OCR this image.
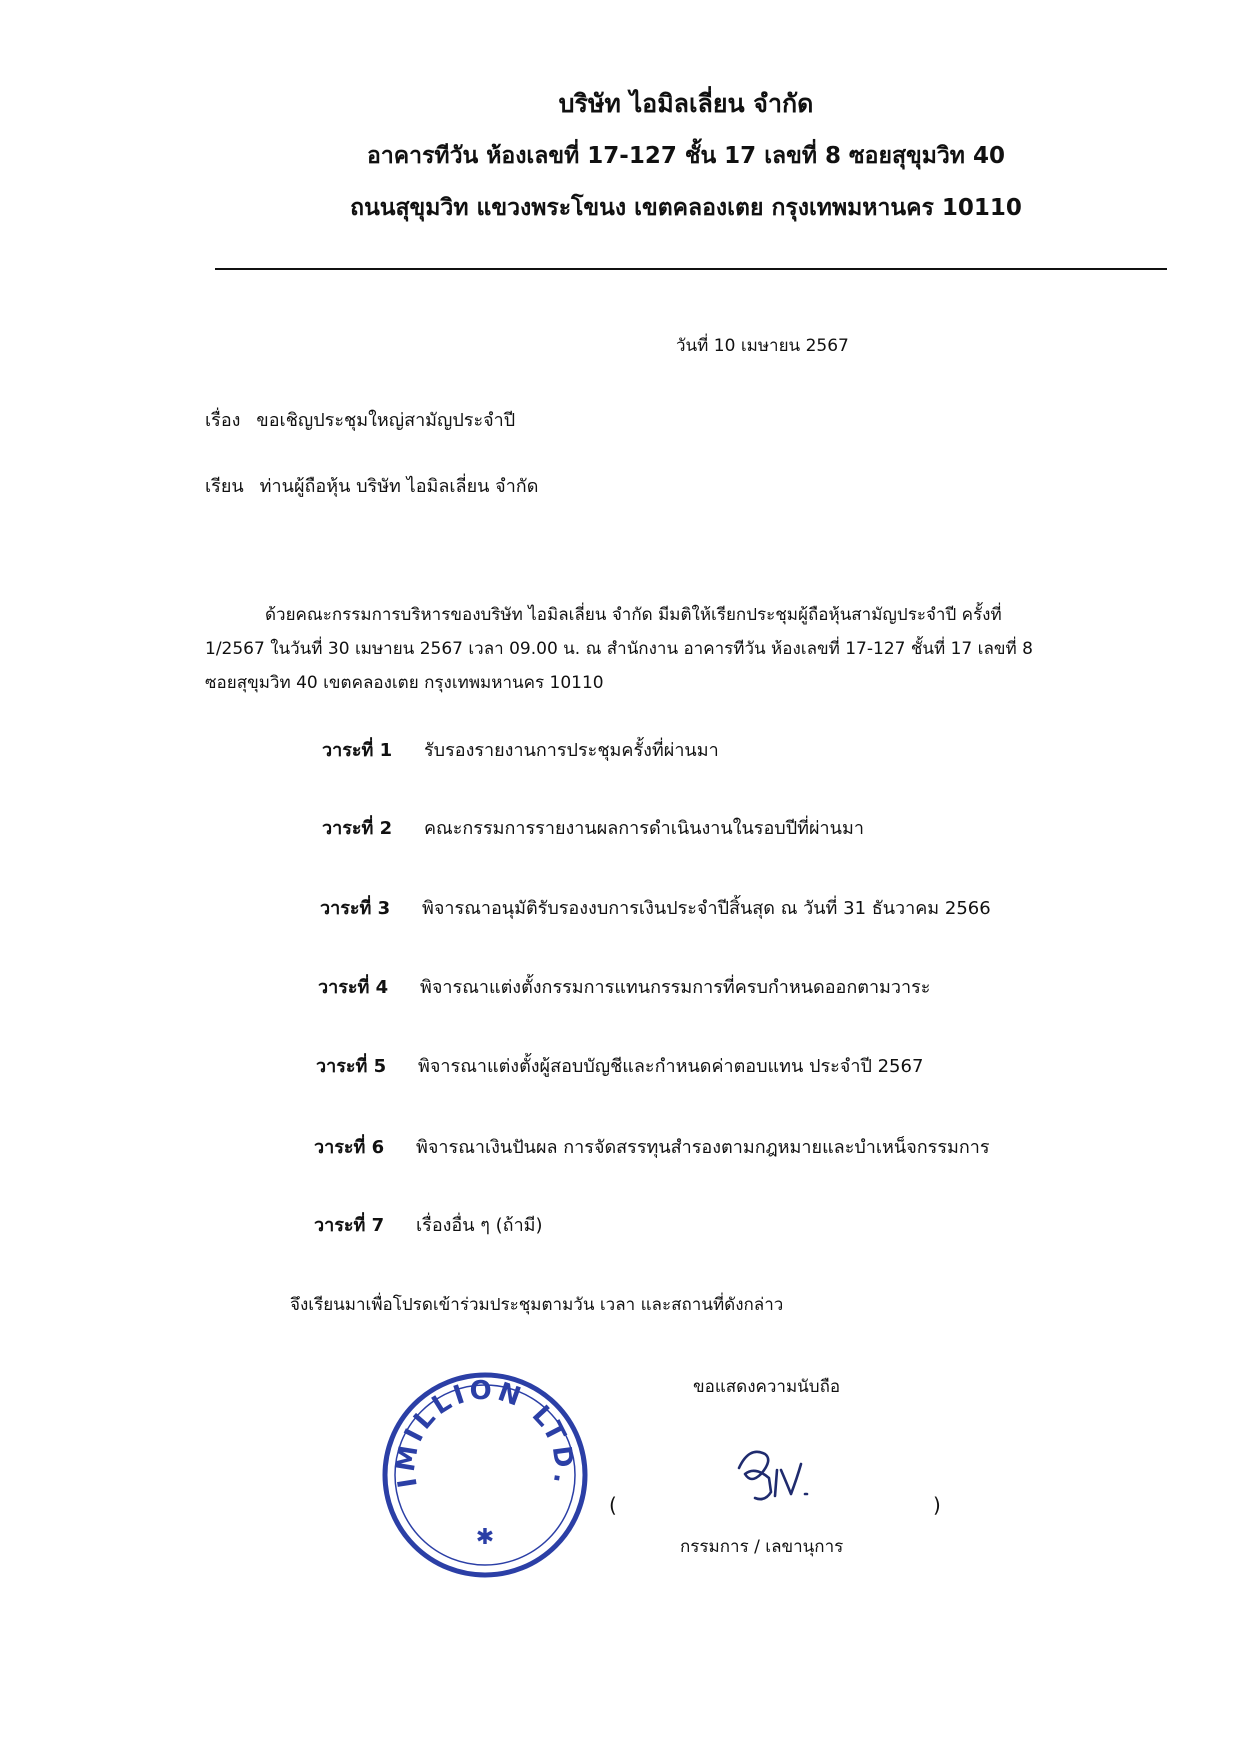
บริษัท ไอมิลเลี่ยน จำกัด
อาคารทีวัน ห้องเลขที่ 17-127 ชั้น 17 เลขที่ 8 ซอยสุขุมวิท 40
ถนนสุขุมวิท แขวงพระโขนง เขตคลองเตย กรุงเทพมหานคร 10110
วันที่ 10 เมษายน 2567
เรื่อง ขอเชิญประชุมใหญ่สามัญประจำปี
เรียน ท่านผู้ถือหุ้น บริษัท ไอมิลเลี่ยน จำกัด
ด้วยคณะกรรมการบริหารของบริษัท ไอมิลเลี่ยน จำกัด มีมติให้เรียกประชุมผู้ถือหุ้นสามัญประจำปี ครั้งที่
1/2567 ในวันที่ 30 เมษายน 2567 เวลา 09.00 น. ณ สำนักงาน อาคารทีวัน ห้องเลขที่ 17-127 ชั้นที่ 17 เลขที่ 8
ซอยสุขุมวิท 40 เขตคลองเตย กรุงเทพมหานคร 10110
วาระที่ 1 รับรองรายงานการประชุมครั้งที่ผ่านมา
วาระที่ 2 คณะกรรมการรายงานผลการดำเนินงานในรอบปีที่ผ่านมา
วาระที่ 3 พิจารณาอนุมัติรับรองงบการเงินประจำปีสิ้นสุด ณ วันที่ 31 ธันวาคม 2566
วาระที่ 4 พิจารณาแต่งตั้งกรรมการแทนกรรมการที่ครบกำหนดออกตามวาระ
วาระที่ 5 พิจารณาแต่งตั้งผู้สอบบัญชีและกำหนดค่าตอบแทน ประจำปี 2567
วาระที่ 6 พิจารณาเงินปันผล การจัดสรรทุนสำรองตามกฎหมายและบำเหน็จกรรมการ
วาระที่ 7 เรื่องอื่น ๆ (ถ้ามี)
จึงเรียนมาเพื่อโปรดเข้าร่วมประชุมตามวัน เวลา และสถานที่ดังกล่าว
ขอแสดงความนับถือ
IMILLION LTD.
✱
(	)
กรรมการ / เลขานุการ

Challenge:
Look for the word "เวลา" in every line of the listing and copy the lines that have it.

Answer for the task:
1/2567 ในวันที่ 30 เมษายน 2567 เวลา 09.00 น. ณ สำนักงาน อาคารทีวัน ห้องเลขที่ 17-127 ชั้นที่ 17 เลขที่ 8
จึงเรียนมาเพื่อโปรดเข้าร่วมประชุมตามวัน เวลา และสถานที่ดังกล่าว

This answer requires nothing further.